Dataset items:
****************

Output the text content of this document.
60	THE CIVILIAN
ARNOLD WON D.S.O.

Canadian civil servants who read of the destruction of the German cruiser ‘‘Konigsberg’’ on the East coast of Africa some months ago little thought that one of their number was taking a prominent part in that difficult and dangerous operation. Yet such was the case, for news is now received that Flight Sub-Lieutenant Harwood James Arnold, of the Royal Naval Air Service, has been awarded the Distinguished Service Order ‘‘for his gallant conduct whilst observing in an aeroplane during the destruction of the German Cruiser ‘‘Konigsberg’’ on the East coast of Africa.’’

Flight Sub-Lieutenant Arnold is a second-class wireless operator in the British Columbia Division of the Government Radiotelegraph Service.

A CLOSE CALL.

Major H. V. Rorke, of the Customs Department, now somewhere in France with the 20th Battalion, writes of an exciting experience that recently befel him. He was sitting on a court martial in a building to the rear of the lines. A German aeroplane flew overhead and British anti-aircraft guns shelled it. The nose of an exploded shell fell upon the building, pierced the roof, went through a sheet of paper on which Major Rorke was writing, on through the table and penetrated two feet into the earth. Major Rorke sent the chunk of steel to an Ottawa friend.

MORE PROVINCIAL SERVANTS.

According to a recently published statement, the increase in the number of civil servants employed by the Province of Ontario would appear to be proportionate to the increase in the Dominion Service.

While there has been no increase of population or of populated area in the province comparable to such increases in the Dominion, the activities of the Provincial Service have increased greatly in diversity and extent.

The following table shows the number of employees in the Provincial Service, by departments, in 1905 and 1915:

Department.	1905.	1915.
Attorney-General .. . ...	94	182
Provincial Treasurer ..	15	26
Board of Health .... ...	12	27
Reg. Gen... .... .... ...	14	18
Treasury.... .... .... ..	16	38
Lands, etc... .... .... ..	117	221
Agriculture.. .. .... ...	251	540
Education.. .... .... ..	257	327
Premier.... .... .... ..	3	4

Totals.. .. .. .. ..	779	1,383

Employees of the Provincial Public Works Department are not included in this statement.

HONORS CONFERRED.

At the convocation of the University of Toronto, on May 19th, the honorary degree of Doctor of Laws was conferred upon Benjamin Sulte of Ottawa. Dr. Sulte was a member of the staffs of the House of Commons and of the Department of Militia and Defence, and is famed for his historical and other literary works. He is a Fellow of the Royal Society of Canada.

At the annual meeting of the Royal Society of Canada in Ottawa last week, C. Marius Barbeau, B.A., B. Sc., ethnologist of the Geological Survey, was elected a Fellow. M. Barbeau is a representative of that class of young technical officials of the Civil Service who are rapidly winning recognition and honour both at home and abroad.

****************

## DO THIS
Extract the full listing above without altering anything.

## ANSWER TO THE TASK
Output the text content of this document.
60	THE CIVILIAN
ARNOLD WON D.S.O.

Canadian civil servants who read of the destruction of the German cruiser ‘‘Konigsberg’’ on the East coast of Africa some months ago little thought that one of their number was taking a prominent part in that difficult and dangerous operation. Yet such was the case, for news is now received that Flight Sub-Lieutenant Harwood James Arnold, of the Royal Naval Air Service, has been awarded the Distinguished Service Order ‘‘for his gallant conduct whilst observing in an aeroplane during the destruction of the German Cruiser ‘‘Konigsberg’’ on the East coast of Africa.’’

Flight Sub-Lieutenant Arnold is a second-class wireless operator in the British Columbia Division of the Government Radiotelegraph Service.

A CLOSE CALL.

Major H. V. Rorke, of the Customs Department, now somewhere in France with the 20th Battalion, writes of an exciting experience that recently befel him. He was sitting on a court martial in a building to the rear of the lines. A German aeroplane flew overhead and British anti-aircraft guns shelled it. The nose of an exploded shell fell upon the building, pierced the roof, went through a sheet of paper on which Major Rorke was writing, on through the table and penetrated two feet into the earth. Major Rorke sent the chunk of steel to an Ottawa friend.

MORE PROVINCIAL SERVANTS.

According to a recently published statement, the increase in the number of civil servants employed by the Province of Ontario would appear to be proportionate to the increase in the Dominion Service.

While there has been no increase of population or of populated area in the province comparable to such increases in the Dominion, the activities of the Provincial Service have increased greatly in diversity and extent.

The following table shows the number of employees in the Provincial Service, by departments, in 1905 and 1915:

Department.	1905.	1915.
Attorney-General .. . ...	94	182
Provincial Treasurer ..	15	26
Board of Health .... ...	12	27
Reg. Gen... .... .... ...	14	18
Treasury.... .... .... ..	16	38
Lands, etc... .... .... ..	117	221
Agriculture.. .. .... ...	251	540
Education.. .... .... ..	257	327
Premier.... .... .... ..	3	4

Totals.. .. .. .. ..	779	1,383

Employees of the Provincial Public Works Department are not included in this statement.

HONORS CONFERRED.

At the convocation of the University of Toronto, on May 19th, the honorary degree of Doctor of Laws was conferred upon Benjamin Sulte of Ottawa. Dr. Sulte was a member of the staffs of the House of Commons and of the Department of Militia and Defence, and is famed for his historical and other literary works. He is a Fellow of the Royal Society of Canada.

At the annual meeting of the Royal Society of Canada in Ottawa last week, C. Marius Barbeau, B.A., B. Sc., ethnologist of the Geological Survey, was elected a Fellow. M. Barbeau is a representative of that class of young technical officials of the Civil Service who are rapidly winning recognition and honour both at home and abroad.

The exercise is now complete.